- _Work to complete_: Find every line in the records below that holds the word "pour", and copy each one.

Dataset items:
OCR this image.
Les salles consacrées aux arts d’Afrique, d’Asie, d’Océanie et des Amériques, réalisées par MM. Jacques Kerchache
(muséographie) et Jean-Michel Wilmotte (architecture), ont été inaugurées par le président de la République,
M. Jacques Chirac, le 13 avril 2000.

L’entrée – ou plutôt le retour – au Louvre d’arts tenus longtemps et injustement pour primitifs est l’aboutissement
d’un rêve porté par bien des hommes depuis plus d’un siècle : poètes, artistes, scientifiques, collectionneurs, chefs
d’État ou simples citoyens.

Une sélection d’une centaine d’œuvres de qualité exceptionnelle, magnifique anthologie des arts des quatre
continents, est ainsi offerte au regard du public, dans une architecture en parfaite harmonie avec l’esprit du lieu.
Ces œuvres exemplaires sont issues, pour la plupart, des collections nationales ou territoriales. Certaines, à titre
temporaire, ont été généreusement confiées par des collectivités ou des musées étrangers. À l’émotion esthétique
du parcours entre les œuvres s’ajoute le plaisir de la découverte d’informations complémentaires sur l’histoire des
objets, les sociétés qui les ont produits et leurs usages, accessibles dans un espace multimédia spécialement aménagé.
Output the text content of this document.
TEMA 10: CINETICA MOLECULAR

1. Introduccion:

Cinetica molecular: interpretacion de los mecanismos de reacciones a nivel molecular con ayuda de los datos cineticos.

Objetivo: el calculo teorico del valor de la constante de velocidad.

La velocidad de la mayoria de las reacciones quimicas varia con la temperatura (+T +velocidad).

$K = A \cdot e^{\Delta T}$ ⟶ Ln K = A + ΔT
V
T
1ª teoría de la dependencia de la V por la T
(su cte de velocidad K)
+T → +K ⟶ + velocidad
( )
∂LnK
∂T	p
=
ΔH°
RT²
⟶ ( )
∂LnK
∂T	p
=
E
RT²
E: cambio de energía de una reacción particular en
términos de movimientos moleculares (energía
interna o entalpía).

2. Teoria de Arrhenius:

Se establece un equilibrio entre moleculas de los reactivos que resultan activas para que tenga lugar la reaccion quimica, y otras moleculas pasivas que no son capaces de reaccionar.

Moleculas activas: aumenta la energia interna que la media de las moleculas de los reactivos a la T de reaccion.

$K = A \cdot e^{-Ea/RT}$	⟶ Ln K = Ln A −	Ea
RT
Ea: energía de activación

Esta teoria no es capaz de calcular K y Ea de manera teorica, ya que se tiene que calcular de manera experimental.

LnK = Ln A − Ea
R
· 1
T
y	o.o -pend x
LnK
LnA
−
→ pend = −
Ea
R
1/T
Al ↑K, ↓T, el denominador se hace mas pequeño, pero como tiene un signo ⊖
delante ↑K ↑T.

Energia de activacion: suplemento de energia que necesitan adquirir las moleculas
...
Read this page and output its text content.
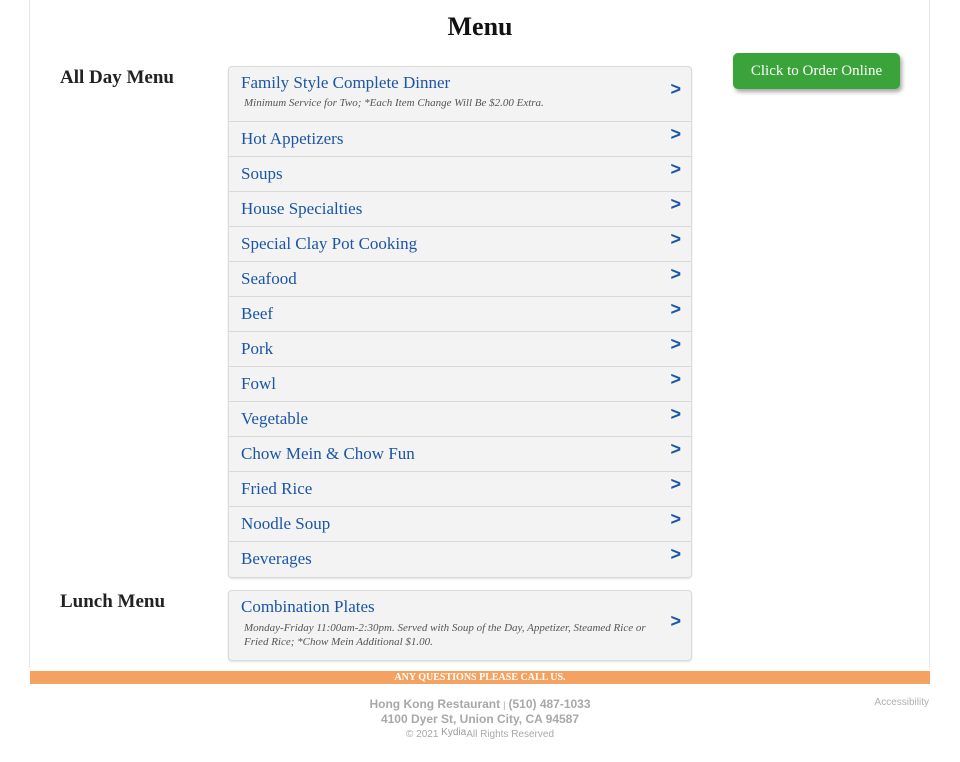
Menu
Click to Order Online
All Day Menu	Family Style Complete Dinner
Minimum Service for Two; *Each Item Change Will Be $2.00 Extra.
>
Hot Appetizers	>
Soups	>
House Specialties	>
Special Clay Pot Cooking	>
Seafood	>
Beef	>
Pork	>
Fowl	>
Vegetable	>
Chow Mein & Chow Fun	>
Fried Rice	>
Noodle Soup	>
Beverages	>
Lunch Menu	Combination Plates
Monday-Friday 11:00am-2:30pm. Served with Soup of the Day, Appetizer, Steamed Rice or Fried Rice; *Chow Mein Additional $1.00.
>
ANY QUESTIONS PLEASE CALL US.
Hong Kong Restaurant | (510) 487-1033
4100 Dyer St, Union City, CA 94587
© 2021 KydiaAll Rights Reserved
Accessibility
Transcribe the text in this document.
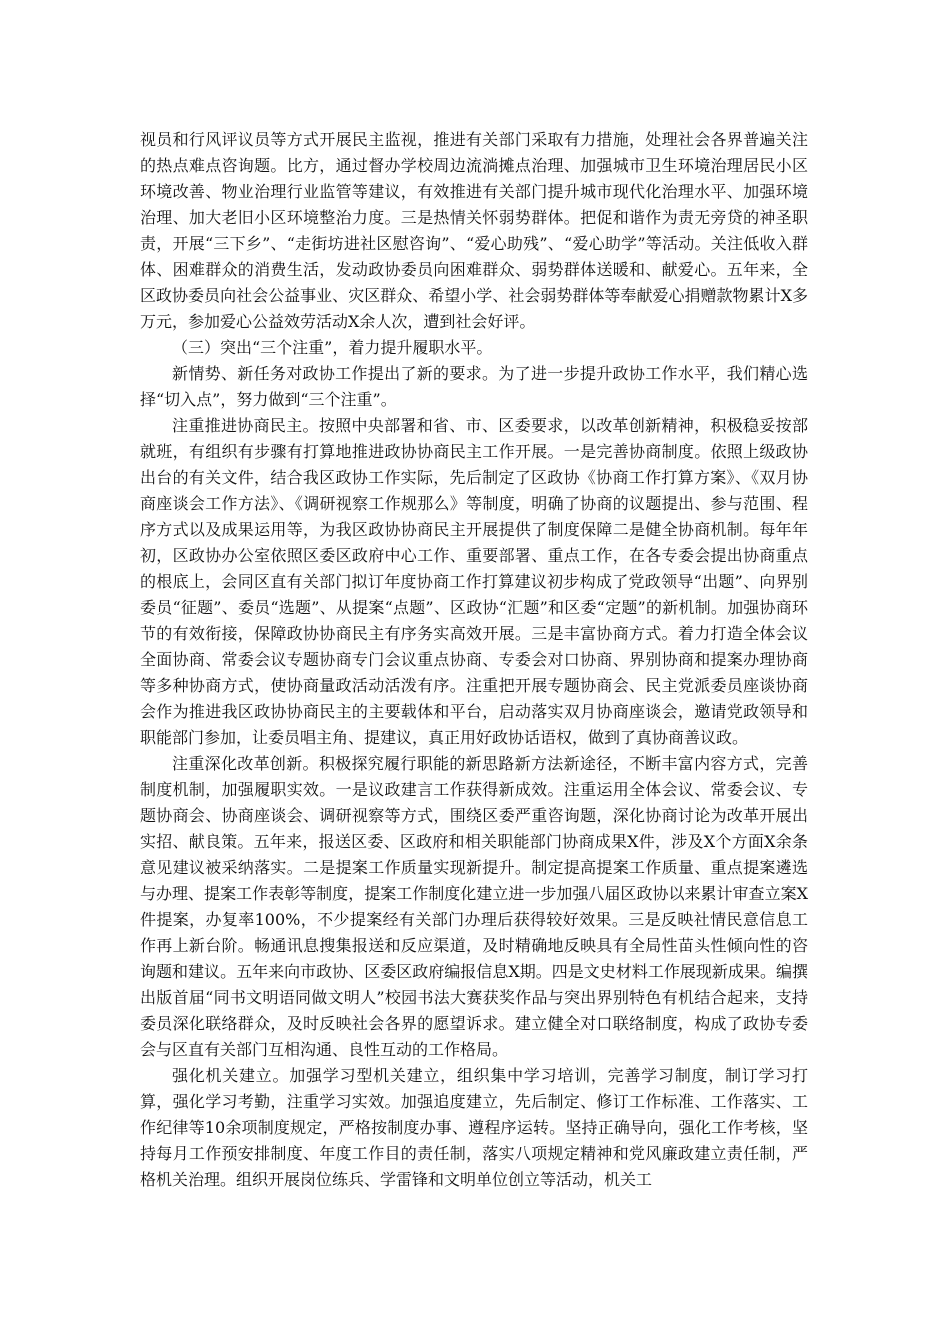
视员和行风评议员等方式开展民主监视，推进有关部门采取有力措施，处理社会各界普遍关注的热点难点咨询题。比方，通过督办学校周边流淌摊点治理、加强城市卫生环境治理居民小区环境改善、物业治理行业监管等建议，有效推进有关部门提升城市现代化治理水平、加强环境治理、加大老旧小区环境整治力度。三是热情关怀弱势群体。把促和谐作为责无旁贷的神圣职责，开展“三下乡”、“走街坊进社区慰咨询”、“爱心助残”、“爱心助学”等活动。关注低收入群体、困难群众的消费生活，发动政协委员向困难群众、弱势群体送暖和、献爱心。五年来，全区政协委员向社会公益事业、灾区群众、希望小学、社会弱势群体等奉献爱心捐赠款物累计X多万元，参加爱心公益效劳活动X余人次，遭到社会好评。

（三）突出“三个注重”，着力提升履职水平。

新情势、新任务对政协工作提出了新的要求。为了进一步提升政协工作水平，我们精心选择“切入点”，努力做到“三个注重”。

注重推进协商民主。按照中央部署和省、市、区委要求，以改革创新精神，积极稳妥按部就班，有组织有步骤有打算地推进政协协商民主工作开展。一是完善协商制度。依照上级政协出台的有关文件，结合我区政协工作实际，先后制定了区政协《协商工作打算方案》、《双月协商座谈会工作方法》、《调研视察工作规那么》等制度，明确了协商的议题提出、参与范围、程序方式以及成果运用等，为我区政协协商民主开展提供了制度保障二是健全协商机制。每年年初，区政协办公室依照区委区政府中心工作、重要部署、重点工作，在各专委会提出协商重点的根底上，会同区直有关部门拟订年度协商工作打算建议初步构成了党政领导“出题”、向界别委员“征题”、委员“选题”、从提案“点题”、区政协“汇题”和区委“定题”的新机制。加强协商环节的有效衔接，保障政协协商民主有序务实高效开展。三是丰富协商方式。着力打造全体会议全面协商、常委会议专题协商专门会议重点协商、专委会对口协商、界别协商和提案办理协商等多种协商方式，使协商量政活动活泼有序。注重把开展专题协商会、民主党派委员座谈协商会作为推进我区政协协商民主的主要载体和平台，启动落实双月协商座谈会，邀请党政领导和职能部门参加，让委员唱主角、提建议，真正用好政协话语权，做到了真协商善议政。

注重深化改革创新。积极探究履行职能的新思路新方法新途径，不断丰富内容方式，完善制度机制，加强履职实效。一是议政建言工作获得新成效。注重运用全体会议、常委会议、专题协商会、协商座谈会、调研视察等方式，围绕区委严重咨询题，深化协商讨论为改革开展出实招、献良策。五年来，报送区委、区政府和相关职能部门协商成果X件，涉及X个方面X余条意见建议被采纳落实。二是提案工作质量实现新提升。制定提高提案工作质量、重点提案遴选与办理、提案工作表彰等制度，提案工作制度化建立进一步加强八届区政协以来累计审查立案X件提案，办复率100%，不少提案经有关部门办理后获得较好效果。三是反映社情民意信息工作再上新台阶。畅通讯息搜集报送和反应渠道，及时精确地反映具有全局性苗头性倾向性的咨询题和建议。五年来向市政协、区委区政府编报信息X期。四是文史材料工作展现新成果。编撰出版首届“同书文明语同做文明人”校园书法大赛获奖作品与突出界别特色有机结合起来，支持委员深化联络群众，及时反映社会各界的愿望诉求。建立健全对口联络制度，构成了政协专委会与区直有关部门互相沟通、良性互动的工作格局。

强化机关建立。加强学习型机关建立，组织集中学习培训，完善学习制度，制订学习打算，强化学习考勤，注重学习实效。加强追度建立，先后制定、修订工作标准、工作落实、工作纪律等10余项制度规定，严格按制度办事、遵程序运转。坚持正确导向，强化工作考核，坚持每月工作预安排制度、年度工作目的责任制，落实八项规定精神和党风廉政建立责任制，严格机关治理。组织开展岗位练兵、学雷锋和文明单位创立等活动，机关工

- _Solution_:
L’entrée – ou plutôt le retour – au Louvre d’arts tenus longtemps et injustement pour primitifs est l’aboutissement
Ces œuvres exemplaires sont issues, pour la plupart, des collections nationales ou territoriales. Certaines, à titre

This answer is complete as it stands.